Requirements:
Quote the rows below from the first one through the row containing "race-tabs: Presidency Senate", including both of those rows.

Material to process:
○ ○ ○ ○ ○

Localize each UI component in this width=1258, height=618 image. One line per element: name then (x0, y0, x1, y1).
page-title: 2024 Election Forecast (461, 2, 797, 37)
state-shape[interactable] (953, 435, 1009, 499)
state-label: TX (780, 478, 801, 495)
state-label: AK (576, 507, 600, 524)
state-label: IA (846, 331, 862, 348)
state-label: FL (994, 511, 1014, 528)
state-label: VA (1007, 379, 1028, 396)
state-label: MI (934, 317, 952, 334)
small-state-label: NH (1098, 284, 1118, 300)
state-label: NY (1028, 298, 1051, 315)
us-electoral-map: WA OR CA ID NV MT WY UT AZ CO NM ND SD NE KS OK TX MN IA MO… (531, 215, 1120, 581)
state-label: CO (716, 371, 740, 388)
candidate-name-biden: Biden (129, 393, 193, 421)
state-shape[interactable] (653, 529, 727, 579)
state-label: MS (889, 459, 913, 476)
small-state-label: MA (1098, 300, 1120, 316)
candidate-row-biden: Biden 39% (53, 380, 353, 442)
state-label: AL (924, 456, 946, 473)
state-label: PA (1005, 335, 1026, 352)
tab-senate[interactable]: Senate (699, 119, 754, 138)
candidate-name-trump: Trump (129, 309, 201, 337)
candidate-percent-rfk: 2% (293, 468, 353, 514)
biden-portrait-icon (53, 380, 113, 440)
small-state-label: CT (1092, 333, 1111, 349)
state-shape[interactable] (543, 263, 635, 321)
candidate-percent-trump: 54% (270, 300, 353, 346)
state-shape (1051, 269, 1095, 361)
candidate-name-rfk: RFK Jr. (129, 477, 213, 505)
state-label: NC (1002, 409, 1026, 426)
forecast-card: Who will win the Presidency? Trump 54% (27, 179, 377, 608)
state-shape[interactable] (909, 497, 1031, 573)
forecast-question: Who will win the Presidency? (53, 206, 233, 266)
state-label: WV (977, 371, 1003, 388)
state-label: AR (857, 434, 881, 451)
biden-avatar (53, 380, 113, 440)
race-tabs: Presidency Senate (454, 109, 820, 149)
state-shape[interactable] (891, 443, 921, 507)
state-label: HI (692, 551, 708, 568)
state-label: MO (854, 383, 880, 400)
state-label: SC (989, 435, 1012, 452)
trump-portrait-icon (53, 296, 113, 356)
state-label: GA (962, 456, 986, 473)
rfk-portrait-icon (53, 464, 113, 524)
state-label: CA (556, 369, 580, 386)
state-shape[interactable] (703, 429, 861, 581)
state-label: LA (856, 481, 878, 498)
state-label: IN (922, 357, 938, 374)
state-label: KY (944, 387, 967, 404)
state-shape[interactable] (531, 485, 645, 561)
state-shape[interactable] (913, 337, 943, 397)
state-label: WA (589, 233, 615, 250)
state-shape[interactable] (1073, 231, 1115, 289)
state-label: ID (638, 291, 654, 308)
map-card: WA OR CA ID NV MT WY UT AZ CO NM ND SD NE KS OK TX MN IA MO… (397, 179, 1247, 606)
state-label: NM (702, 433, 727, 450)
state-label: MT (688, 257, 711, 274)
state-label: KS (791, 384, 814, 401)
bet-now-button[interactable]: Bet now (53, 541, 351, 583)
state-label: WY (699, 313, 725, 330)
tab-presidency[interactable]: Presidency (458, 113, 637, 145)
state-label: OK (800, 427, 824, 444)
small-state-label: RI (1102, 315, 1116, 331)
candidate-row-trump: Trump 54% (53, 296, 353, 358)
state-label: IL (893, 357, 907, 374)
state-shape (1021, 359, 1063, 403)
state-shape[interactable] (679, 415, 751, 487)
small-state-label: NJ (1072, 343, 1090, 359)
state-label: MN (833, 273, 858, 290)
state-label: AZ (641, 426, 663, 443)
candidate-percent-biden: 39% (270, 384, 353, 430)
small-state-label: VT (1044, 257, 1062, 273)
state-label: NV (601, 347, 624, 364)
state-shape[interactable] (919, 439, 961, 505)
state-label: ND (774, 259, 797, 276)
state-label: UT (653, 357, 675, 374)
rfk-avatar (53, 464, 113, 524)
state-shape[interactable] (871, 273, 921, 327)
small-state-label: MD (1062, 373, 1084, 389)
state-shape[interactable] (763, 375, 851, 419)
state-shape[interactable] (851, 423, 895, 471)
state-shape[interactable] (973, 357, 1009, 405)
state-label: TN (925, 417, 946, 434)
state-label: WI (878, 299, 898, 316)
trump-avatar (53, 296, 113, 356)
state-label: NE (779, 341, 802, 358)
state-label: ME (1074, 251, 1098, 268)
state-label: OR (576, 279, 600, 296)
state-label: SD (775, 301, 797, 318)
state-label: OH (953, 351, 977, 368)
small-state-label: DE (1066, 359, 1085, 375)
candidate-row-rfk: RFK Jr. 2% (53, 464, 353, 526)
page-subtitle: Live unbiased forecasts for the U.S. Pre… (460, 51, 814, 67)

○ ○ ○ ○ ○

Full output:
Localize each UI component in this width=1258, height=618 image. One line per element: name then (x0, y0, x1, y1).
page-title: 2024 Election Forecast (461, 2, 797, 37)
state-shape[interactable] (953, 435, 1009, 499)
state-label: TX (780, 478, 801, 495)
state-label: AK (576, 507, 600, 524)
state-label: IA (846, 331, 862, 348)
state-label: FL (994, 511, 1014, 528)
state-label: VA (1007, 379, 1028, 396)
state-label: MI (934, 317, 952, 334)
small-state-label: NH (1098, 284, 1118, 300)
state-label: NY (1028, 298, 1051, 315)
us-electoral-map: WA OR CA ID NV MT WY UT AZ CO NM ND SD NE KS OK TX MN IA MO… (531, 215, 1120, 581)
state-label: CO (716, 371, 740, 388)
candidate-name-biden: Biden (129, 393, 193, 421)
state-shape[interactable] (653, 529, 727, 579)
state-label: MS (889, 459, 913, 476)
small-state-label: MA (1098, 300, 1120, 316)
candidate-row-biden: Biden 39% (53, 380, 353, 442)
state-label: AL (924, 456, 946, 473)
state-label: PA (1005, 335, 1026, 352)
tab-senate[interactable]: Senate (699, 119, 754, 138)
candidate-name-trump: Trump (129, 309, 201, 337)
candidate-percent-rfk: 2% (293, 468, 353, 514)
biden-portrait-icon (53, 380, 113, 440)
small-state-label: CT (1092, 333, 1111, 349)
state-shape[interactable] (543, 263, 635, 321)
candidate-percent-trump: 54% (270, 300, 353, 346)
state-shape (1051, 269, 1095, 361)
candidate-name-rfk: RFK Jr. (129, 477, 213, 505)
state-label: NC (1002, 409, 1026, 426)
forecast-card: Who will win the Presidency? Trump 54% (27, 179, 377, 608)
state-shape[interactable] (909, 497, 1031, 573)
forecast-question: Who will win the Presidency? (53, 206, 233, 266)
state-label: WV (977, 371, 1003, 388)
state-label: AR (857, 434, 881, 451)
biden-avatar (53, 380, 113, 440)
race-tabs: Presidency Senate (454, 109, 820, 149)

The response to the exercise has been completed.